Begin

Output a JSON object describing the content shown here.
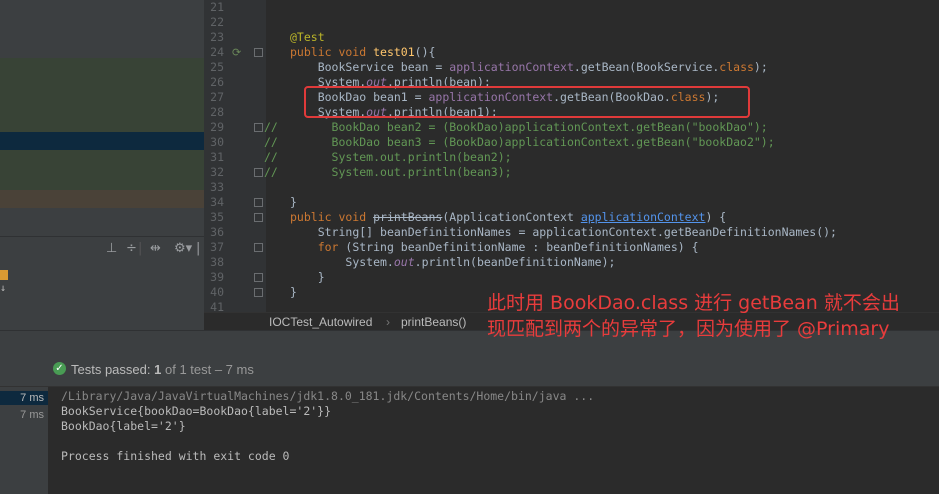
{
  "editor": {
    "lines": [
      {
        "n": "21",
        "html": ""
      },
      {
        "n": "22",
        "html": ""
      },
      {
        "n": "23",
        "html": "<span class='ann'>@Test</span>"
      },
      {
        "n": "24",
        "html": "<span class='kw'>public void </span><span style='color:#ffc66d'>test01</span><span class='pl'>(){</span>",
        "fold": true,
        "mark": true
      },
      {
        "n": "25",
        "html": "    <span class='pl'>BookService bean = </span><span class='fld' style='font-style:normal'>applicationContext</span><span class='pl'>.getBean(BookService.</span><span class='kw'>class</span><span class='pl'>);</span>"
      },
      {
        "n": "26",
        "html": "    <span class='pl'>System.</span><span class='fld'>out</span><span class='pl'>.println(bean);</span>"
      },
      {
        "n": "27",
        "html": "    <span class='pl'>BookDao bean1 = </span><span class='fld' style='font-style:normal'>applicationContext</span><span class='pl'>.getBean(BookDao.</span><span class='kw'>class</span><span class='pl'>);</span>"
      },
      {
        "n": "28",
        "html": "    <span class='pl'>System.</span><span class='fld'>out</span><span class='pl'>.println(bean1);</span>"
      },
      {
        "n": "29",
        "html": "      <span class='cmt'>BookDao bean2 = (BookDao)applicationContext.getBean(\"bookDao\");</span>",
        "cm": true,
        "fold": true
      },
      {
        "n": "30",
        "html": "      <span class='cmt'>BookDao bean3 = (BookDao)applicationContext.getBean(\"bookDao2\");</span>",
        "cm": true
      },
      {
        "n": "31",
        "html": "      <span class='cmt'>System.out.println(bean2);</span>",
        "cm": true
      },
      {
        "n": "32",
        "html": "      <span class='cmt'>System.out.println(bean3);</span>",
        "cm": true,
        "fold": true
      },
      {
        "n": "33",
        "html": ""
      },
      {
        "n": "34",
        "html": "<span class='pl'>}</span>",
        "fold": true
      },
      {
        "n": "35",
        "html": "<span class='kw'>public void </span><span class='strike'>printBeans</span><span class='pl'>(ApplicationContext </span><span class='ul'>applicationContext</span><span class='pl'>) {</span>",
        "fold": true
      },
      {
        "n": "36",
        "html": "    <span class='pl'>String[] beanDefinitionNames = applicationContext.getBeanDefinitionNames();</span>"
      },
      {
        "n": "37",
        "html": "    <span class='kw'>for </span><span class='pl'>(String beanDefinitionName : beanDefinitionNames) {</span>",
        "fold": true
      },
      {
        "n": "38",
        "html": "        <span class='pl'>System.</span><span class='fld'>out</span><span class='pl'>.println(beanDefinitionName);</span>"
      },
      {
        "n": "39",
        "html": "    <span class='pl'>}</span>",
        "fold": true
      },
      {
        "n": "40",
        "html": "<span class='pl'>}</span>",
        "fold": true
      },
      {
        "n": "41",
        "html": ""
      }
    ],
    "comment_marker": "//"
  },
  "breadcrumb": {
    "class_name": "IOCTest_Autowired",
    "method_name": "printBeans()"
  },
  "run": {
    "status_prefix": "Tests passed:",
    "status_count": "1",
    "status_suffix": "of 1 test – 7 ms",
    "times": [
      "7 ms",
      "7 ms"
    ],
    "console_lines": [
      "/Library/Java/JavaVirtualMachines/jdk1.8.0_181.jdk/Contents/Home/bin/java ...",
      "BookService{bookDao=BookDao{label='2'}}",
      "BookDao{label='2'}",
      "",
      "Process finished with exit code 0"
    ]
  },
  "toolbar_icons": [
    "align-icon",
    "sort-icon",
    "expand-icon",
    "gear-icon",
    "hide-icon"
  ],
  "annotation": "此时用 BookDao.class 进行 getBean 就不会出现匹配到两个的异常了，因为使用了 @Primary"
}
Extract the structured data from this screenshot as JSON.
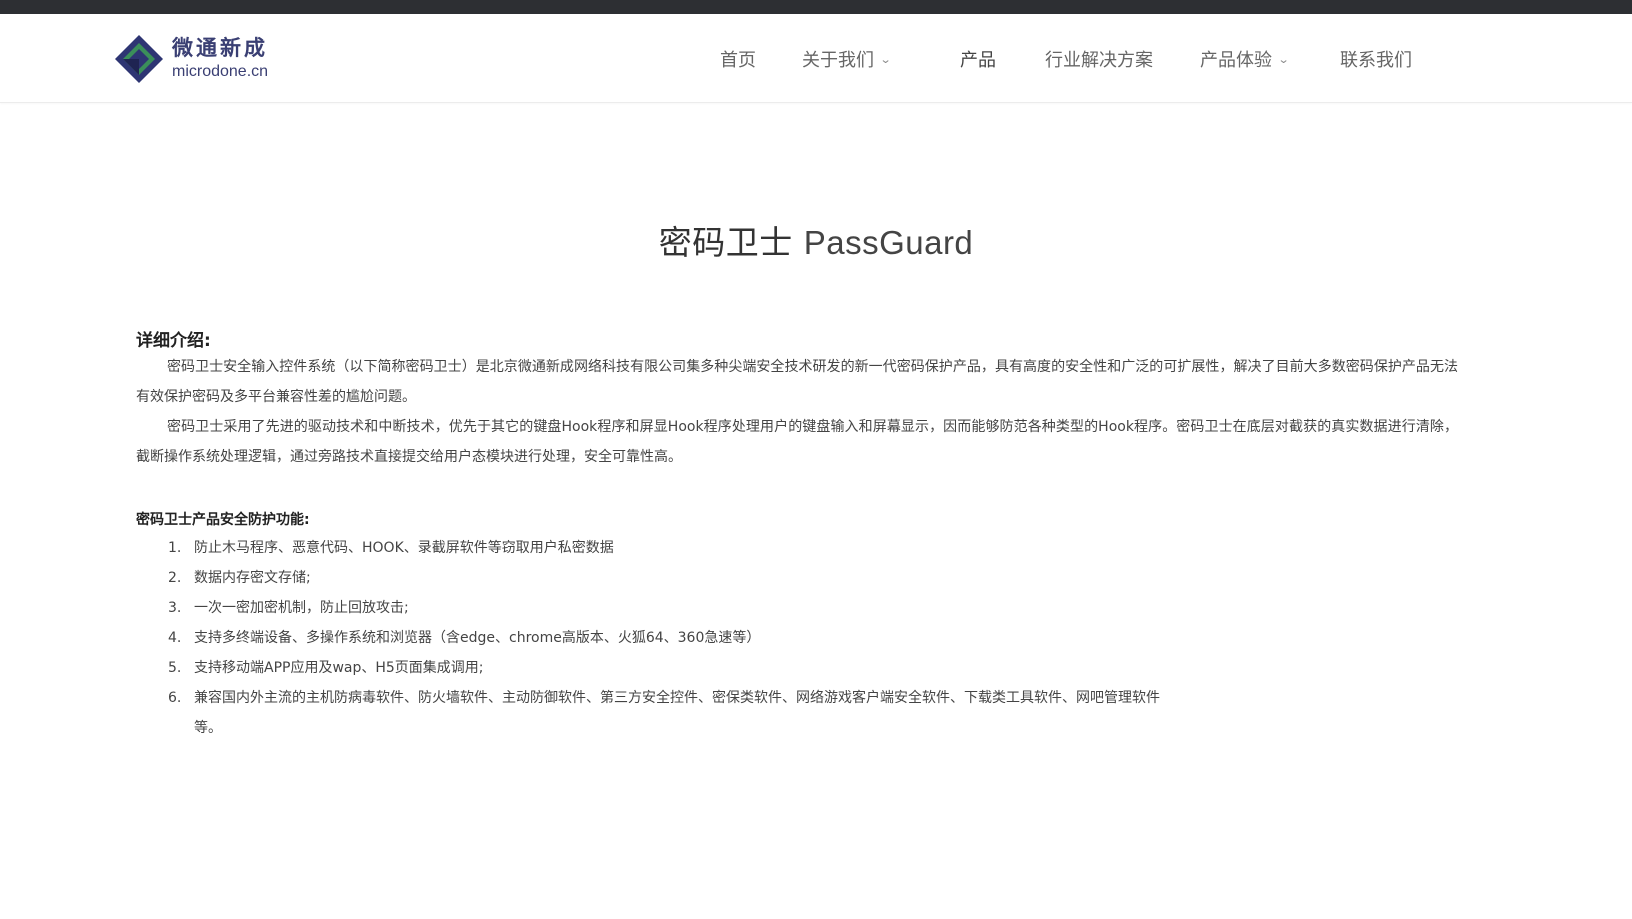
{
  "site": {
    "logo_cn": "微通新成",
    "logo_en": "microdone.cn"
  },
  "nav": {
    "items": [
      {
        "label": "首页"
      },
      {
        "label": "关于我们"
      },
      {
        "label": "产品"
      },
      {
        "label": "行业解决方案"
      },
      {
        "label": "产品体验"
      },
      {
        "label": "联系我们"
      }
    ]
  },
  "page": {
    "title_cn": "密码卫士",
    "title_en": "PassGuard"
  },
  "intro": {
    "heading": "详细介绍:",
    "paragraphs": [
      "密码卫士安全输入控件系统（以下简称密码卫士）是北京微通新成网络科技有限公司集多种尖端安全技术研发的新一代密码保护产品，具有高度的安全性和广泛的可扩展性，解决了目前大多数密码保护产品无法有效保护密码及多平台兼容性差的尴尬问题。",
      "密码卫士采用了先进的驱动技术和中断技术，优先于其它的键盘Hook程序和屏显Hook程序处理用户的键盘输入和屏幕显示，因而能够防范各种类型的Hook程序。密码卫士在底层对截获的真实数据进行清除，截断操作系统处理逻辑，通过旁路技术直接提交给用户态模块进行处理，安全可靠性高。"
    ]
  },
  "features": {
    "heading": "密码卫士产品安全防护功能:",
    "items": [
      {
        "num": "1.",
        "text": "防止木马程序、恶意代码、HOOK、录截屏软件等窃取用户私密数据"
      },
      {
        "num": "2.",
        "text": "数据内存密文存储;"
      },
      {
        "num": "3.",
        "text": "一次一密加密机制，防止回放攻击;"
      },
      {
        "num": "4.",
        "text": "支持多终端设备、多操作系统和浏览器（含edge、chrome高版本、火狐64、360急速等）"
      },
      {
        "num": "5.",
        "text": "支持移动端APP应用及wap、H5页面集成调用;"
      },
      {
        "num": "6.",
        "text": "兼容国内外主流的主机防病毒软件、防火墙软件、主动防御软件、第三方安全控件、密保类软件、网络游戏客户端安全软件、下载类工具软件、网吧管理软件等。"
      }
    ]
  }
}
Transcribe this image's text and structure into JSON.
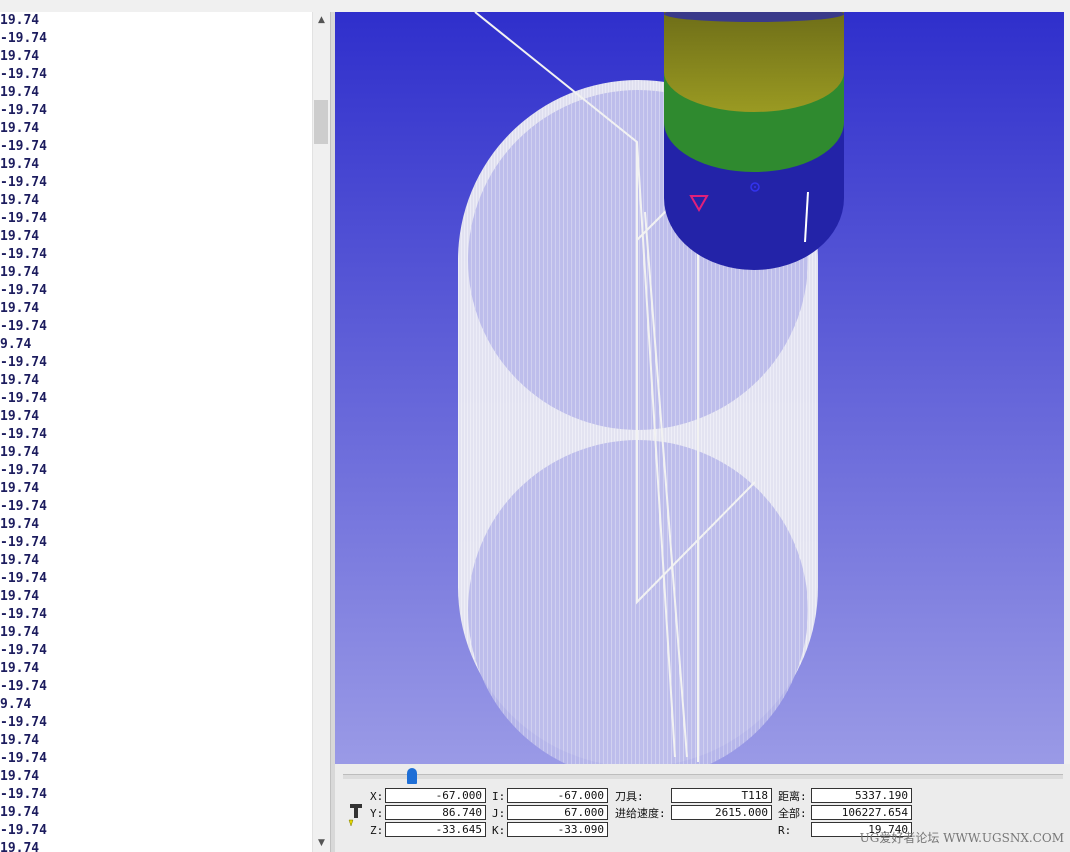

End

Write out exactly the lines from the line containing "Extract the structured" through the last line of the listing above, please, and leave out any pictures.

Extract the structured data from this screenshot as JSON.
{
  "site": {
    "logo_cn": "微通新成",
    "logo_en": "microdone.cn"
  },
  "nav": {
    "items": [
      {
        "label": "首页"
      },
      {
        "label": "关于我们"
      },
      {
        "label": "产品"
      },
      {
        "label": "行业解决方案"
      },
      {
        "label": "产品体验"
      },
      {
        "label": "联系我们"
      }
    ]
  },
  "page": {
    "title_cn": "密码卫士",
    "title_en": "PassGuard"
  },
  "intro": {
    "heading": "详细介绍:",
    "paragraphs": [
      "密码卫士安全输入控件系统（以下简称密码卫士）是北京微通新成网络科技有限公司集多种尖端安全技术研发的新一代密码保护产品，具有高度的安全性和广泛的可扩展性，解决了目前大多数密码保护产品无法有效保护密码及多平台兼容性差的尴尬问题。",
      "密码卫士采用了先进的驱动技术和中断技术，优先于其它的键盘Hook程序和屏显Hook程序处理用户的键盘输入和屏幕显示，因而能够防范各种类型的Hook程序。密码卫士在底层对截获的真实数据进行清除，截断操作系统处理逻辑，通过旁路技术直接提交给用户态模块进行处理，安全可靠性高。"
    ]
  },
  "features": {
    "heading": "密码卫士产品安全防护功能:",
    "items": [
      {
        "num": "1.",
        "text": "防止木马程序、恶意代码、HOOK、录截屏软件等窃取用户私密数据"
      },
      {
        "num": "2.",
        "text": "数据内存密文存储;"
      },
      {
        "num": "3.",
        "text": "一次一密加密机制，防止回放攻击;"
      },
      {
        "num": "4.",
        "text": "支持多终端设备、多操作系统和浏览器（含edge、chrome高版本、火狐64、360急速等）"
      },
      {
        "num": "5.",
        "text": "支持移动端APP应用及wap、H5页面集成调用;"
      },
      {
        "num": "6.",
        "text": "兼容国内外主流的主机防病毒软件、防火墙软件、主动防御软件、第三方安全控件、密保类软件、网络游戏客户端安全软件、下载类工具软件、网吧管理软件等。"
      }
    ]
  }
}
Transcribe this image's text and structure into JSON.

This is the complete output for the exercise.